DATA SHOWN:

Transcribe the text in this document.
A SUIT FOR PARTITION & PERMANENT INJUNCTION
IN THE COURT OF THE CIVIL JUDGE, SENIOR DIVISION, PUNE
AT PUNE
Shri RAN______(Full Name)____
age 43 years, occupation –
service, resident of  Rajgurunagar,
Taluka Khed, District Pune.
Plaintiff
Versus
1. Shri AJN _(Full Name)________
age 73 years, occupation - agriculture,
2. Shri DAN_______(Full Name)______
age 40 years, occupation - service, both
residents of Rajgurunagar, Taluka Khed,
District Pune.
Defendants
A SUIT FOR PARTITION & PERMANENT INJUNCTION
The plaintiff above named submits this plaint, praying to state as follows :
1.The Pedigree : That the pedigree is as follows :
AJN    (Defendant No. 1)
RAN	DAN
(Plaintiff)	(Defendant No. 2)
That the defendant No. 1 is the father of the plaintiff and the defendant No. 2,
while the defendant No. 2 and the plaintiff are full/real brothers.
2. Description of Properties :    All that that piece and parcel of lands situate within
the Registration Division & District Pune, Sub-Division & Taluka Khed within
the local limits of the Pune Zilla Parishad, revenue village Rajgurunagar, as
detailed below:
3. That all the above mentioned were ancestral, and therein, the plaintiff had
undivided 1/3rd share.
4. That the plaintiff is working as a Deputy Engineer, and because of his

---

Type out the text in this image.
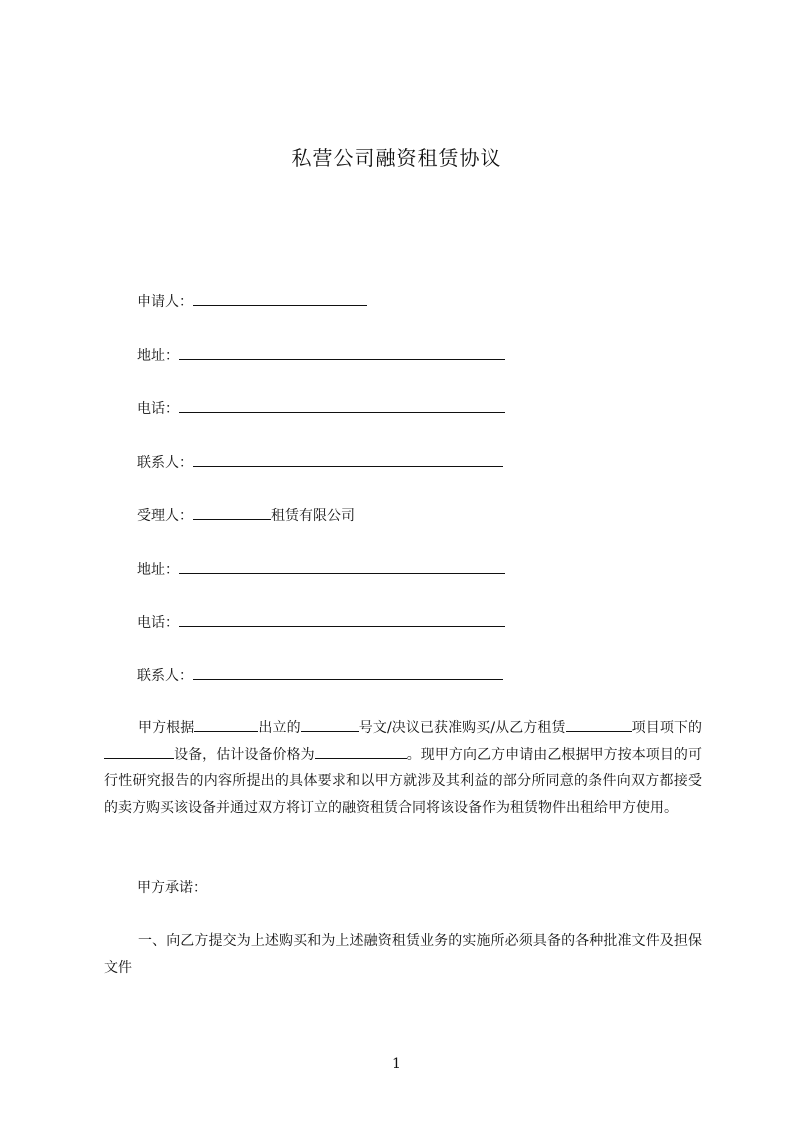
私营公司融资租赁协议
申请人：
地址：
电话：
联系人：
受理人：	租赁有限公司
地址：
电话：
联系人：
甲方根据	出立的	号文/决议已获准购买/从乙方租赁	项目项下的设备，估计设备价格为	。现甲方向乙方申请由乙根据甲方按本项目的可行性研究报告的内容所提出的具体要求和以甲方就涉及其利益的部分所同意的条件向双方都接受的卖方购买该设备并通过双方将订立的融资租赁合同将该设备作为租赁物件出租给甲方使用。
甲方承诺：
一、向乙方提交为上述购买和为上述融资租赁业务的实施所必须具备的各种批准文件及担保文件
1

REQUIRED TASK: Which lines include "Shri"? Copy each of them out.

FULL RESPONSE:
Shri RAN______(Full Name)____
1. Shri AJN _(Full Name)________
2. Shri DAN_______(Full Name)______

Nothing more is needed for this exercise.